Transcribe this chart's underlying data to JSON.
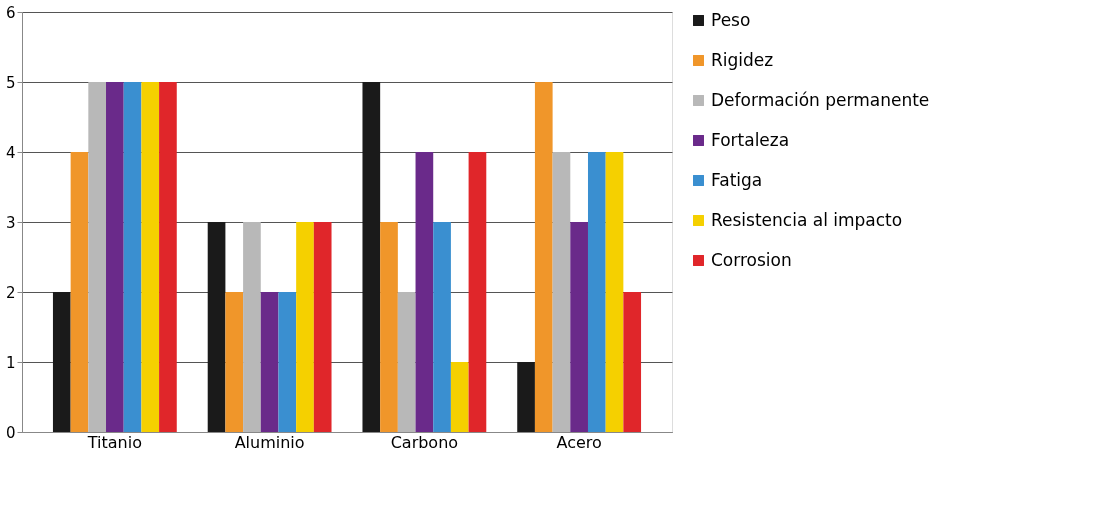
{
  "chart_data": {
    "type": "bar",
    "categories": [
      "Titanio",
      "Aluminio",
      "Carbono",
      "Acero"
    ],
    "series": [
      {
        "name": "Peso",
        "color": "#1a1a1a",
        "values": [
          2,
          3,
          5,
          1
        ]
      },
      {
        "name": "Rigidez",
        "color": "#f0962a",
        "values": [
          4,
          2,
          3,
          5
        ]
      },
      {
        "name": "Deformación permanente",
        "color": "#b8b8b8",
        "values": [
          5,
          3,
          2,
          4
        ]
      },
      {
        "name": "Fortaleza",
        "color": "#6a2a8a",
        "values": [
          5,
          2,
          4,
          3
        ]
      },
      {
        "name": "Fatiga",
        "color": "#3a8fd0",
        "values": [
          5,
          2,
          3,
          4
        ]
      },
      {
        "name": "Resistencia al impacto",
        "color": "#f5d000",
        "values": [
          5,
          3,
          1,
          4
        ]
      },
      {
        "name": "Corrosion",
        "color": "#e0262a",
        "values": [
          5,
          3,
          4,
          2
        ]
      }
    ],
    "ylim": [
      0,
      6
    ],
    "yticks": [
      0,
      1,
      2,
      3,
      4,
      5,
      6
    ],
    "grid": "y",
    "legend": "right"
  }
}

=====

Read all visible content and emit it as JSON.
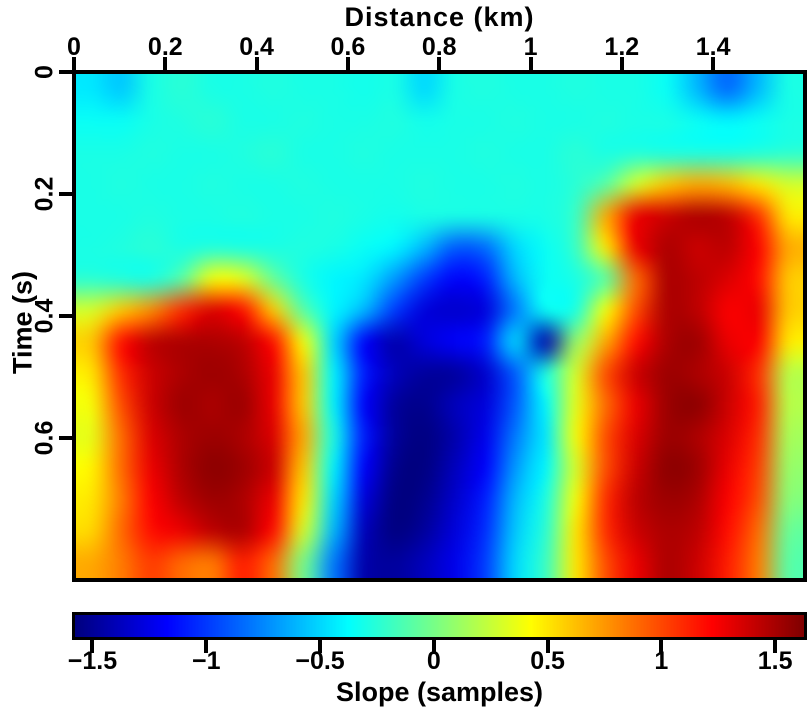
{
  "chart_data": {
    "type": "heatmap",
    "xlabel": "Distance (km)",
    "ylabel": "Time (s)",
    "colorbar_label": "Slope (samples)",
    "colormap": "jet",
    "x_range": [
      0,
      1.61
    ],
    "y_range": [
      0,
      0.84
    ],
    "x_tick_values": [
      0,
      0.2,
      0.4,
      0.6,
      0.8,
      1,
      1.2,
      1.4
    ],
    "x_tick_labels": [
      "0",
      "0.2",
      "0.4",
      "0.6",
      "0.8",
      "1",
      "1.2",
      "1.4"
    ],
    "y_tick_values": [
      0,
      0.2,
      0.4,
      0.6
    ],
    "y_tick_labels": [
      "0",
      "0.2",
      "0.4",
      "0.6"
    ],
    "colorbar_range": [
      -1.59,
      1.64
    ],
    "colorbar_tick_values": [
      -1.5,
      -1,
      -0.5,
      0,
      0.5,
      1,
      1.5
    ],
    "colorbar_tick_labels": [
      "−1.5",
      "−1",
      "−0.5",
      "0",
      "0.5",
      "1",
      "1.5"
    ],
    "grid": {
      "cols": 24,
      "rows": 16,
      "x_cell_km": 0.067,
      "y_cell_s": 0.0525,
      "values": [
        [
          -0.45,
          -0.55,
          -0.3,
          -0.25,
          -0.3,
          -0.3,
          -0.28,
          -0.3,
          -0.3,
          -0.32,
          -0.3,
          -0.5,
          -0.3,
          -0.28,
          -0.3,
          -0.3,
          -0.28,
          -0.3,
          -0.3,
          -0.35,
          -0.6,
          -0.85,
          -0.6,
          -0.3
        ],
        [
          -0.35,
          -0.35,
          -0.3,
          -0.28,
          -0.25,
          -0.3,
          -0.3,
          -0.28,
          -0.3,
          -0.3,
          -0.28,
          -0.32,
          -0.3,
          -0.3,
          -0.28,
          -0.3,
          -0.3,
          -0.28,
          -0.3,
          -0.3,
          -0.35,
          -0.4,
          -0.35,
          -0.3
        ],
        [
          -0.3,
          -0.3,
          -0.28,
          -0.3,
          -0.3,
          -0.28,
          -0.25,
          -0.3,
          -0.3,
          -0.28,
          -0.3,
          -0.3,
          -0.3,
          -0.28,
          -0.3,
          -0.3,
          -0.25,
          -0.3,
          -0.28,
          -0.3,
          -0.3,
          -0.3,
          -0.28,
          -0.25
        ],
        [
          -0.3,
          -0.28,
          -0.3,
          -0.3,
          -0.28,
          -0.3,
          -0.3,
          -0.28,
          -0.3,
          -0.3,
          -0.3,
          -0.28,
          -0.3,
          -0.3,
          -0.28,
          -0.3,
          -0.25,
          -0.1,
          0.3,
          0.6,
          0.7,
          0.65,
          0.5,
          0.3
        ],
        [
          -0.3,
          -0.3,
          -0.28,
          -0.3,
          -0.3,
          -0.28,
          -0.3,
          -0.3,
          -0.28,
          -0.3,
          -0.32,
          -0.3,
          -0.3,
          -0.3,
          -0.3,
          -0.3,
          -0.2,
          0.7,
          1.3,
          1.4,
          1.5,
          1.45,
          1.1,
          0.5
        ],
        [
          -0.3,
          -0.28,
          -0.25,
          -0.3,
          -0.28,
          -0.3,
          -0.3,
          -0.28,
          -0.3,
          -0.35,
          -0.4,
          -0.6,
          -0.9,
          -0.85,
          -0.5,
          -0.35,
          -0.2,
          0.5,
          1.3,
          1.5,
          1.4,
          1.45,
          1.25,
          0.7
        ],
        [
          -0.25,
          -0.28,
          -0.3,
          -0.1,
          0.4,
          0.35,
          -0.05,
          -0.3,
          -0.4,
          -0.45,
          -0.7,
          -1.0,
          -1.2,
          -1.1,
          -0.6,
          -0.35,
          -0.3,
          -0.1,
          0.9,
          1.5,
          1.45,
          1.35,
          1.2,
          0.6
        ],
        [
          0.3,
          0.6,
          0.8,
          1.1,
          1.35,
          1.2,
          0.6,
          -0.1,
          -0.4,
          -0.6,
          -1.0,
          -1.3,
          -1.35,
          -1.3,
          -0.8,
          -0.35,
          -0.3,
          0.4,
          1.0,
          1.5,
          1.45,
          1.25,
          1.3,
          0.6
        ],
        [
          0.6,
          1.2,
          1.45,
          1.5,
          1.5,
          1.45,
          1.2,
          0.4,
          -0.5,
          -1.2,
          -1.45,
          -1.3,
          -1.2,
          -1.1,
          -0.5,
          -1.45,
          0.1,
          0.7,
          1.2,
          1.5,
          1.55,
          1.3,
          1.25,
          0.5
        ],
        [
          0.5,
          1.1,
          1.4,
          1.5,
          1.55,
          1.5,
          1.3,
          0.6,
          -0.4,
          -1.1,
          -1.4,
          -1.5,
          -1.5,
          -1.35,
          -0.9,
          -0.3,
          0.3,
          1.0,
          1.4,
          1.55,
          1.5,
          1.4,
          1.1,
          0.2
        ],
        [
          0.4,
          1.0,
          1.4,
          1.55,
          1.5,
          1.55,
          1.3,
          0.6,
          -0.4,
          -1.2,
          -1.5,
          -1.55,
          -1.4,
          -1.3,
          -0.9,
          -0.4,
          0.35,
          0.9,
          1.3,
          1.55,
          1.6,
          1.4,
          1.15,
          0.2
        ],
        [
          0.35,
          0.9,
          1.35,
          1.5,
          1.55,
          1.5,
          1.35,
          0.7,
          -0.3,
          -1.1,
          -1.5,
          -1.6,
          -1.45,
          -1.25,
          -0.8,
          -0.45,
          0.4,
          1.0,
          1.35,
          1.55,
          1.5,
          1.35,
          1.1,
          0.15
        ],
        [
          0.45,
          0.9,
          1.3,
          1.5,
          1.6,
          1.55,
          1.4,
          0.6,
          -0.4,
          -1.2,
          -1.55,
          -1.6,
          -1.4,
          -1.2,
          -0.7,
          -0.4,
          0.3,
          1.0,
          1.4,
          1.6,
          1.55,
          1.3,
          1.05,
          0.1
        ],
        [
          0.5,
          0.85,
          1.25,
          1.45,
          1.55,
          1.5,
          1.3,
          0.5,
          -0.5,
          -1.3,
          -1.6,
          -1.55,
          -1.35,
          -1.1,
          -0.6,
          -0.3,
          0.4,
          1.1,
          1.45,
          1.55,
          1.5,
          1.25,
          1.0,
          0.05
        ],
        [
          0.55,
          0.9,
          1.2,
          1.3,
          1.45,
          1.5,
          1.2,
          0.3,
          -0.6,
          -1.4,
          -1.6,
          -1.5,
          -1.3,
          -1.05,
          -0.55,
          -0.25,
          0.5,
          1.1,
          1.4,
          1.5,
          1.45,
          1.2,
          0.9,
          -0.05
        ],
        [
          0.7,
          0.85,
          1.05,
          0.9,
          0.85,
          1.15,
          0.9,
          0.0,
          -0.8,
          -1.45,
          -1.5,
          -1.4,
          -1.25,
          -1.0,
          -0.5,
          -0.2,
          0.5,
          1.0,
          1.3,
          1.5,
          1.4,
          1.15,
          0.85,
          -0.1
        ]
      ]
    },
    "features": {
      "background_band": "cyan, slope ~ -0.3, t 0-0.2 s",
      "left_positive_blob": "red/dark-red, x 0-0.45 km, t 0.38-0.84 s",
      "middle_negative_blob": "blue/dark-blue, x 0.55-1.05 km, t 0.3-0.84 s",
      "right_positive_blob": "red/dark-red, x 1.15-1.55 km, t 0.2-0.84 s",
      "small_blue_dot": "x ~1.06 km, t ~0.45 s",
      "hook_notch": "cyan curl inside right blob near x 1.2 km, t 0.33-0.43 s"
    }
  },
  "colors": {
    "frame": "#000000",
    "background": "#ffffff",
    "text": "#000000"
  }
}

=====

» The exercise
From the entries above, copy every line that holds the word "cyan".

» Answer to this exercise
      "background_band": "cyan, slope ~ -0.3, t 0-0.2 s",
      "hook_notch": "cyan curl inside right blob near x 1.2 km, t 0.33-0.43 s"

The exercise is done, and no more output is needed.